YOUR GOAL :: Below are records; how many of their lines contain "voices"? Give the number and no other words.

GIVEN RECORDS ::
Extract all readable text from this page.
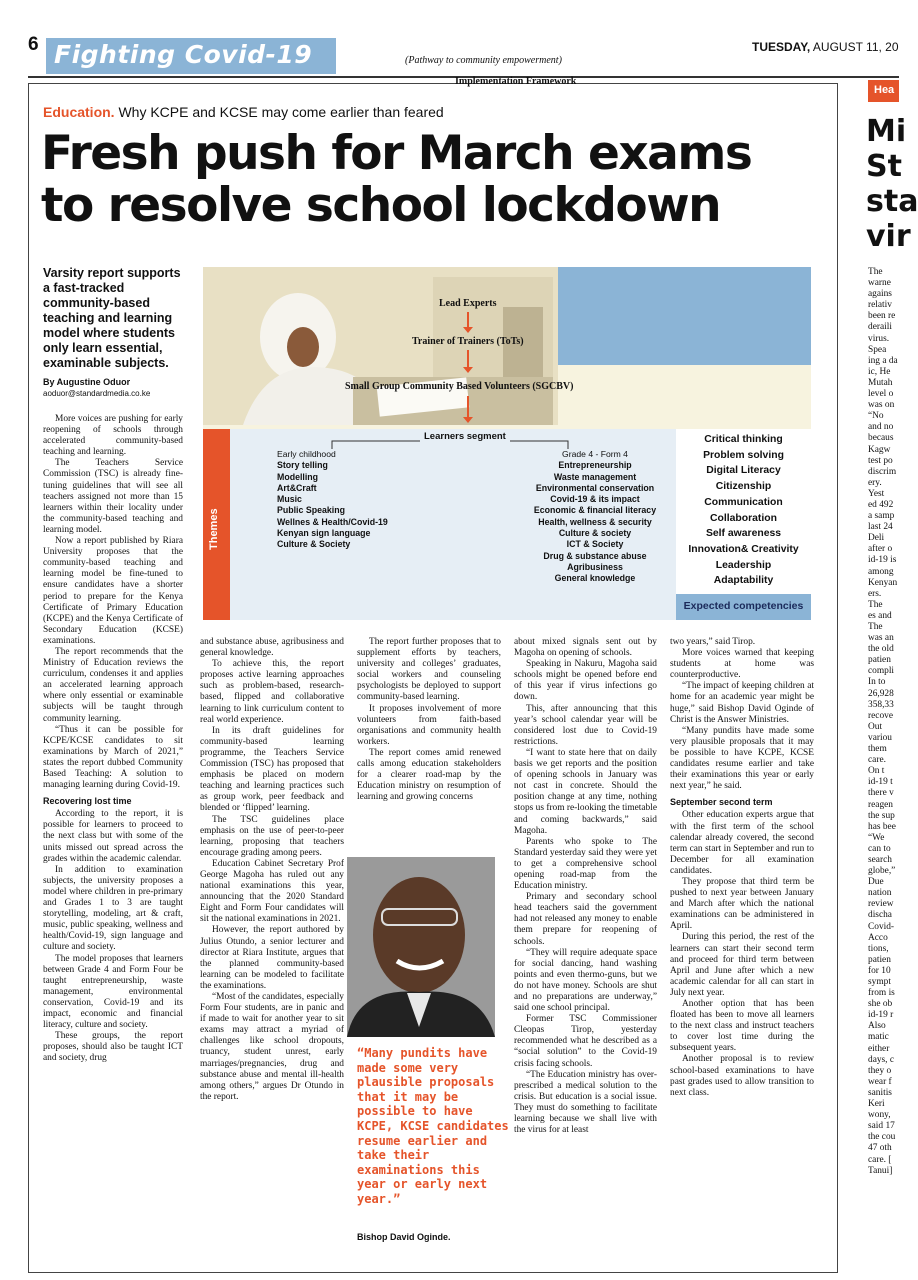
6 Fighting Covid-19	TUESDAY, AUGUST 11, 20
Education. Why KCPE and KCSE may come earlier than feared
Fresh push for March exams
to resolve school lockdown
Varsity report supports a fast-tracked community-based teaching and learning model where students only learn essential, examinable subjects.
By Augustine Oduor
aoduor@standardmedia.co.ke
CBL
(Pathway to community empowerment)
Implementation Framework
Lead Experts
Trainer of Trainers (ToTs)
Small Group Community Based Volunteers (SGCBV)
Themes
Learners segment
Early childhood
Story telling
Modelling
Art&Craft
Music
Public Speaking
Wellnes & Health/Covid-19
Kenyan sign language
Culture & Society
Grade 4 - Form 4
Entrepreneurship
Waste management
Environmental conservation
Covid-19 & its impact
Economic & financial literacy
Health, wellness & security
Culture & society
ICT & Society
Drug & substance abuse
Agribusiness
General knowledge
Critical thinking
Problem solving
Digital Literacy
Citizenship
Communication
Collaboration
Self awareness
Innovation& Creativity
Leadership
Adaptability
Expected competencies

More voices are pushing for early reopening of schools through accelerated community-based teaching and learning.

The Teachers Service Commission (TSC) is already fine-tuning guidelines that will see all teachers assigned not more than 15 learners within their locality under the community-based teaching and learning model.

Now a report published by Riara University proposes that the community-based teaching and learning model be fine-tuned to ensure candidates have a shorter period to prepare for the Kenya Certificate of Primary Education (KCPE) and the Kenya Certificate of Secondary Education (KCSE) examinations.

The report recommends that the Ministry of Education reviews the curriculum, condenses it and applies an accelerated learning approach where only essential or examinable subjects will be taught through community learning.

“Thus it can be possible for KCPE/KCSE candidates to sit examinations by March of 2021,” states the report dubbed Community Based Teaching: A solution to managing learning during Covid-19.

Recovering lost time

According to the report, it is possible for learners to proceed to the next class but with some of the units missed out spread across the grades within the academic calendar.

In addition to examination subjects, the university proposes a model where children in pre-primary and Grades 1 to 3 are taught storytelling, modeling, art & craft, music, public speaking, wellness and health/Covid-19, sign language and culture and society.

The model proposes that learners between Grade 4 and Form Four be taught entrepreneurship, waste management, environmental conservation, Covid-19 and its impact, economic and financial literacy, culture and society.

These groups, the report proposes, should also be taught ICT and society, drug

and substance abuse, agribusiness and general knowledge.

To achieve this, the report proposes active learning approaches such as problem-based, research-based, flipped and collaborative learning to link curriculum content to real world experience.

In its draft guidelines for community-based learning programme, the Teachers Service Commission (TSC) has proposed that emphasis be placed on modern teaching and learning practices such as group work, peer feedback and blended or ‘flipped’ learning.

The TSC guidelines place emphasis on the use of peer-to-peer learning, proposing that teachers encourage grading among peers.

Education Cabinet Secretary Prof George Magoha has ruled out any national examinations this year, announcing that the 2020 Standard Eight and Form Four candidates will sit the national examinations in 2021.

However, the report authored by Julius Otundo, a senior lecturer and director at Riara Institute, argues that the planned community-based learning can be modeled to facilitate the examinations.

“Most of the candidates, especially Form Four students, are in panic and if made to wait for another year to sit exams may attract a myriad of challenges like school dropouts, truancy, student unrest, early marriages/pregnancies, drug and substance abuse and mental ill-health among others,” argues Dr Otundo in the report.

The report further proposes that to supplement efforts by teachers, university and colleges’ graduates, social workers and counseling psychologists be deployed to support community-based learning.

It proposes involvement of more volunteers from faith-based organisations and community health workers.

The report comes amid renewed calls among education stakeholders for a clearer road-map by the Education ministry on resumption of learning and growing concerns

“Many pundits have made some very plausible proposals that it may be possible to have KCPE, KCSE candidates resume earlier and take their examinations this year or early next year.”
Bishop David Oginde.

about mixed signals sent out by Magoha on opening of schools.

Speaking in Nakuru, Magoha said schools might be opened before end of this year if virus infections go down.

This, after announcing that this year’s school calendar year will be considered lost due to Covid-19 restrictions.

“I want to state here that on daily basis we get reports and the position of opening schools in January was not cast in concrete. Should the position change at any time, nothing stops us from re-looking the timetable and coming backwards,” said Magoha.

Parents who spoke to The Standard yesterday said they were yet to get a comprehensive school opening road-map from the Education ministry.

Primary and secondary school head teachers said the government had not released any money to enable them prepare for reopening of schools.

“They will require adequate space for social dancing, hand washing points and even thermo-guns, but we do not have money. Schools are shut and no preparations are underway,” said one school principal.

Former TSC Commissioner Cleopas Tirop, yesterday recommended what he described as a “social solution” to the Covid-19 crisis facing schools.

“The Education ministry has over-prescribed a medical solution to the crisis. But education is a social issue. They must do something to facilitate learning because we shall live with the virus for at least

two years,” said Tirop.

More voices warned that keeping students at home was counterproductive.

“The impact of keeping children at home for an academic year might be huge,” said Bishop David Oginde of Christ is the Answer Ministries.

“Many pundits have made some very plausible proposals that it may be possible to have KCPE, KCSE candidates resume earlier and take their examinations this year or early next year,” he said.

September second term

Other education experts argue that with the first term of the school calendar already covered, the second term can start in September and run to December for all examination candidates.

They propose that third term be pushed to next year between January and March after which the national examinations can be administered in April.

During this period, the rest of the learners can start their second term and proceed for third term between April and June after which a new academic calendar for all can start in July next year.

Another option that has been floated has been to move all learners to the next class and instruct teachers to cover lost time during the subsequent years.

Another proposal is to review school-based examinations to have past grades used to allow transition to next class.

Hea
Mi
St
sta
vir

The

warne

agains

relativ

been re

deraili

virus.

Spea

ing a da

ic, He

Mutah

level o

was on

“No

and no

becaus

Kagw

test po

discrim

ery.

Yest

ed 492

a samp

last 24

Deli

after o

id-19 is

among

Kenyan

ers.

The

es and

The

was an

the old

patien

compli

In to

26,928

358,33

recove

Out

variou

them

care.

On t

id-19 t

there v

reagen

the sup

has bee

“We

can to

search

globe,”

Due

nation

review

discha

Covid-

Acco

tions,

patien

for 10

sympt

from is

she ob

id-19 r

Also

matic

either

days, c

they o

wear f

sanitis

Keri

wony,

said 17

the cou

47 oth

care. [

Tanui]
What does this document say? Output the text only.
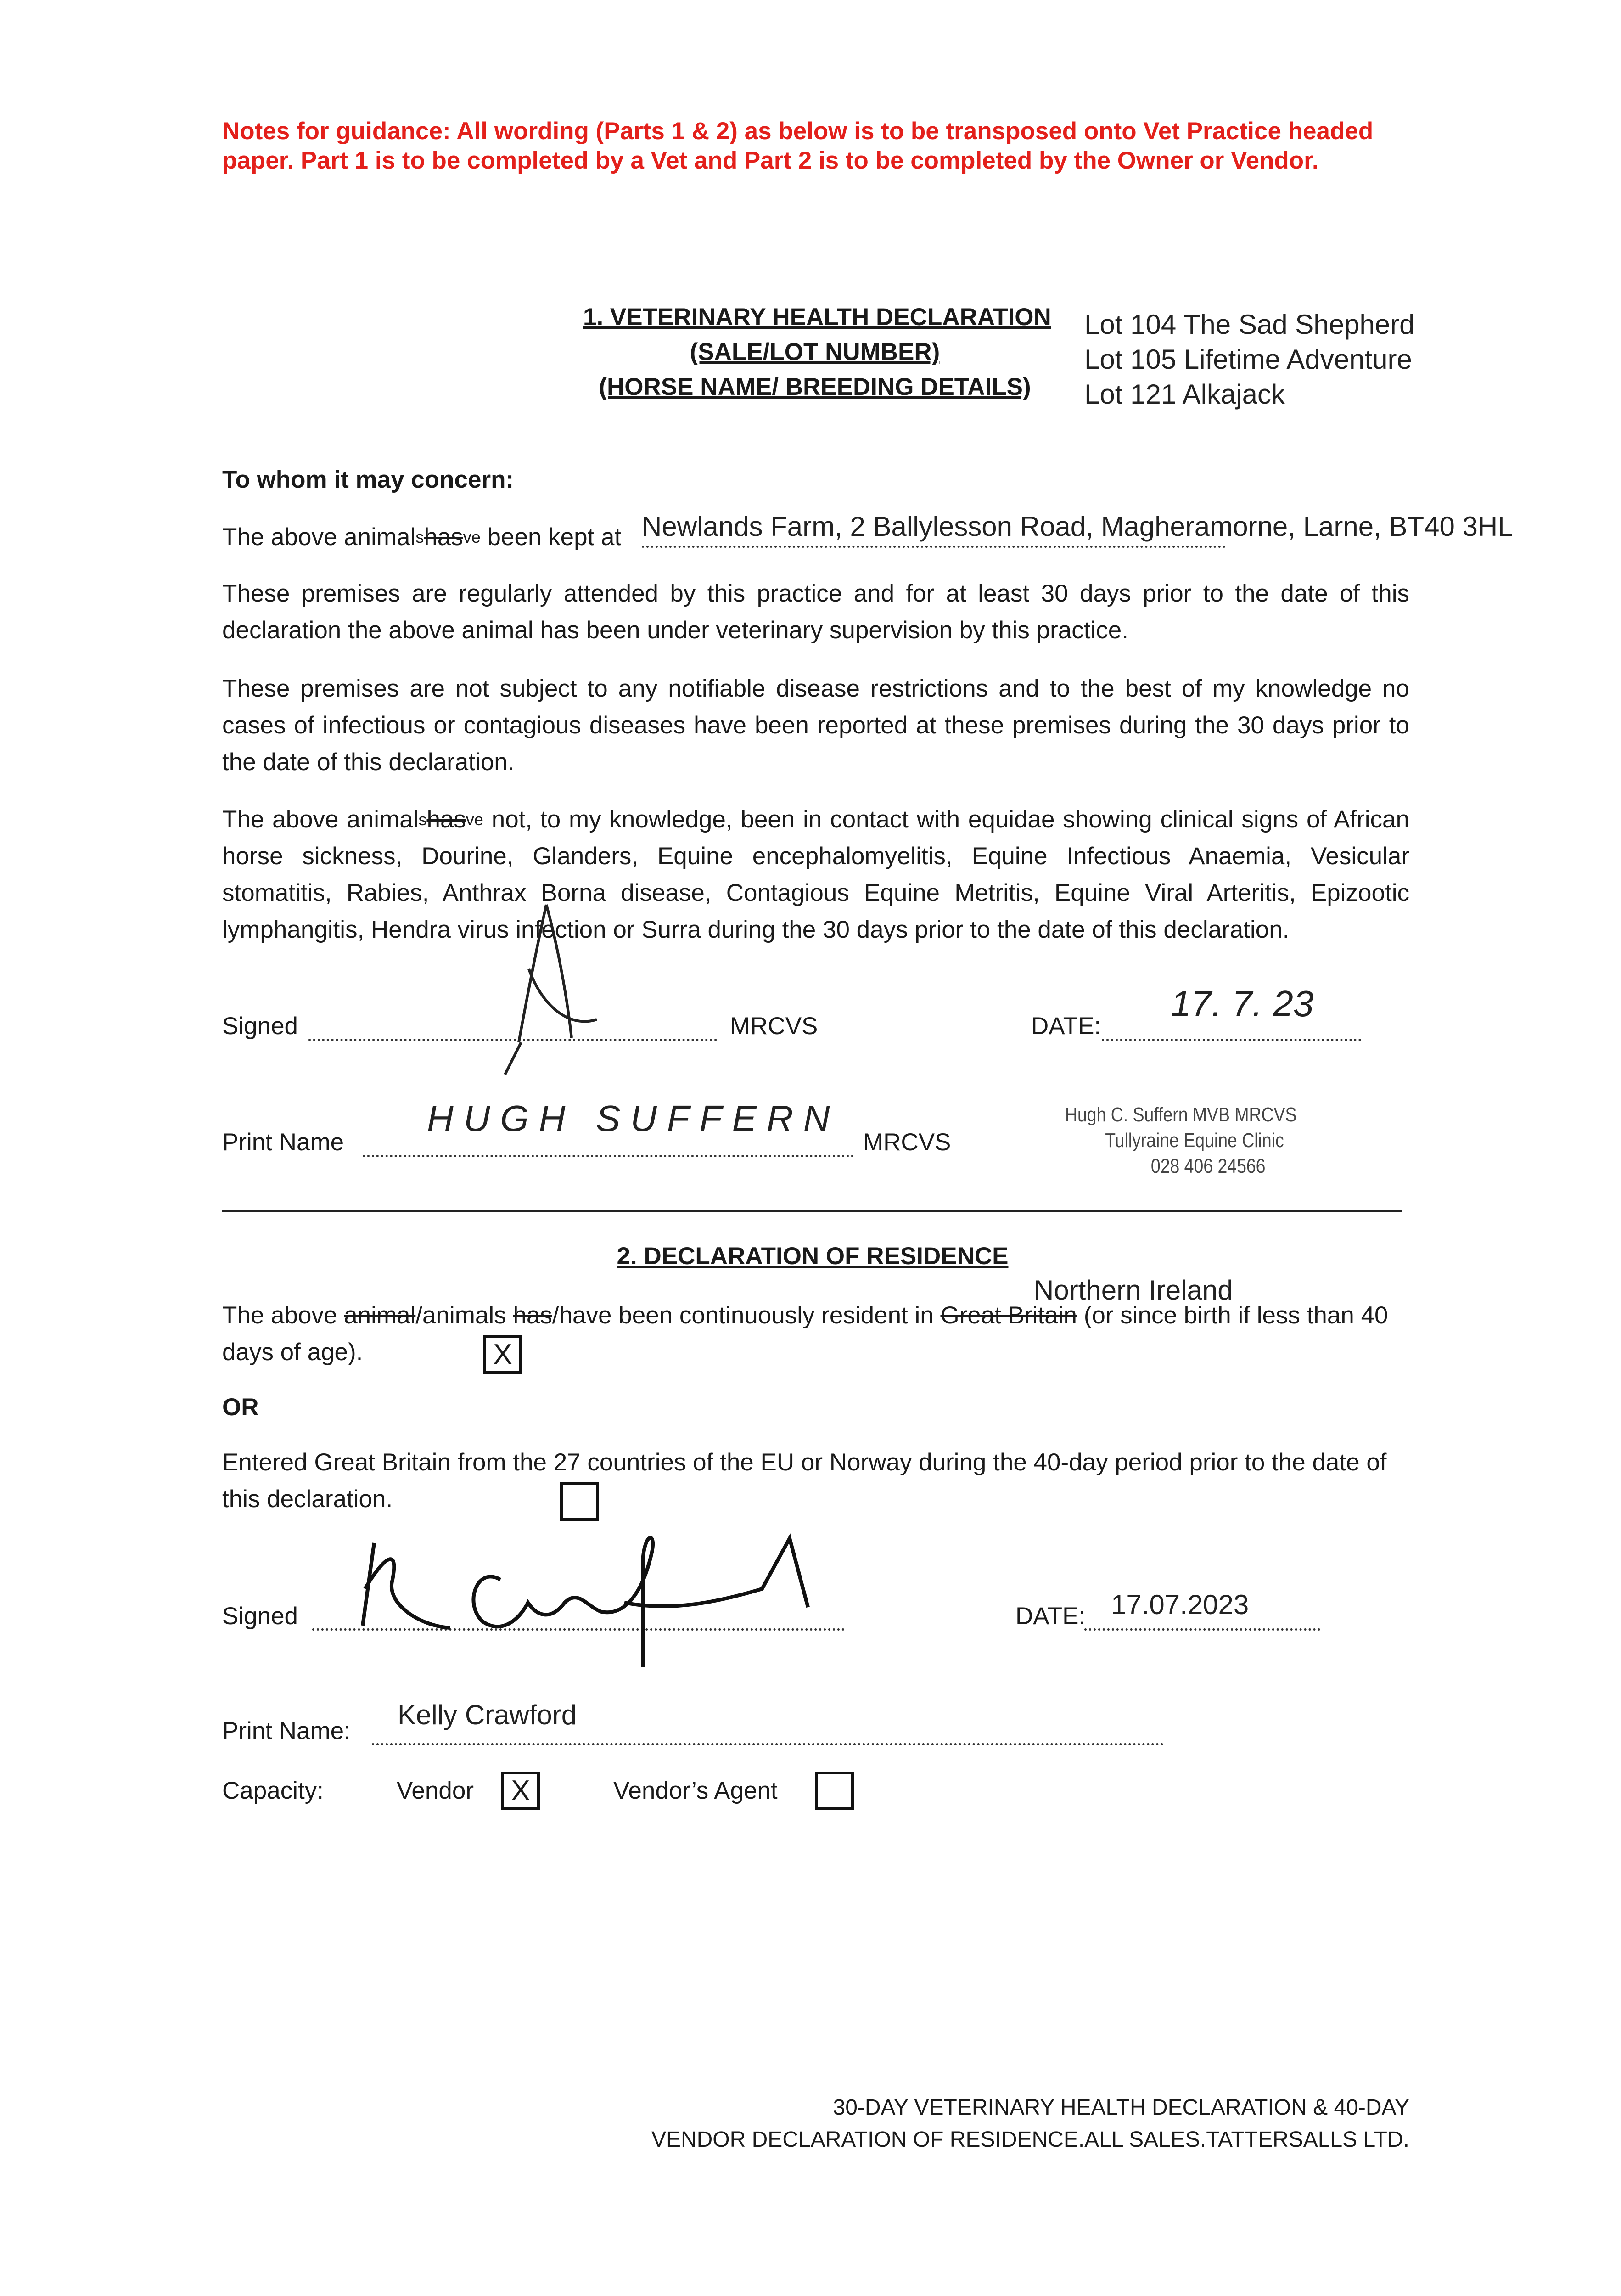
Notes for guidance: All wording (Parts 1 & 2) as below is to be transposed onto Vet Practice headed paper. Part 1 is to be completed by a Vet and Part 2 is to be completed by the Owner or Vendor.
1. VETERINARY HEALTH DECLARATION
(SALE/LOT NUMBER)
(HORSE NAME/ BREEDING DETAILS)
Lot 104 The Sad Shepherd
Lot 105 Lifetime Adventure
Lot 121 Alkajack
To whom it may concern:
The above animal$^s$has$^{ve}$ been kept at Newlands Farm, 2 Ballylesson Road, Magheramorne, Larne, BT40 3HL
These premises are regularly attended by this practice and for at least 30 days prior to the date of this declaration the above animal has been under veterinary supervision by this practice.
These premises are not subject to any notifiable disease restrictions and to the best of my knowledge no cases of infectious or contagious diseases have been reported at these premises during the 30 days prior to the date of this declaration.
The above animal$^s$has$^{ve}$ not, to my knowledge, been in contact with equidae showing clinical signs of African horse sickness, Dourine, Glanders, Equine encephalomyelitis, Equine Infectious Anaemia, Vesicular stomatitis, Rabies, Anthrax Borna disease, Contagious Equine Metritis, Equine Viral Arteritis, Epizootic lymphangitis, Hendra virus infection or Surra during the 30 days prior to the date of this declaration.
Signed	MRCVS	DATE:
17. 7. 23
Print Name
HUGH SUFFERN
MRCVS
Hugh C. Suffern MVB MRCVS
Tullyraine Equine Clinic
028 406 24566
2. DECLARATION OF RESIDENCE
Northern Ireland
The above animal/animals has/have been continuously resident in Great Britain (or since birth if less than 40 days of age).	X
OR
Entered Great Britain from the 27 countries of the EU or Norway during the 40-day period prior to the date of this declaration.
Signed	DATE: 17.07.2023
Print Name:
Kelly Crawford
Capacity:	Vendor	X	Vendor’s Agent
30-DAY VETERINARY HEALTH DECLARATION & 40-DAY
VENDOR DECLARATION OF RESIDENCE.ALL SALES.TATTERSALLS LTD.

ANSWER BOX :: 2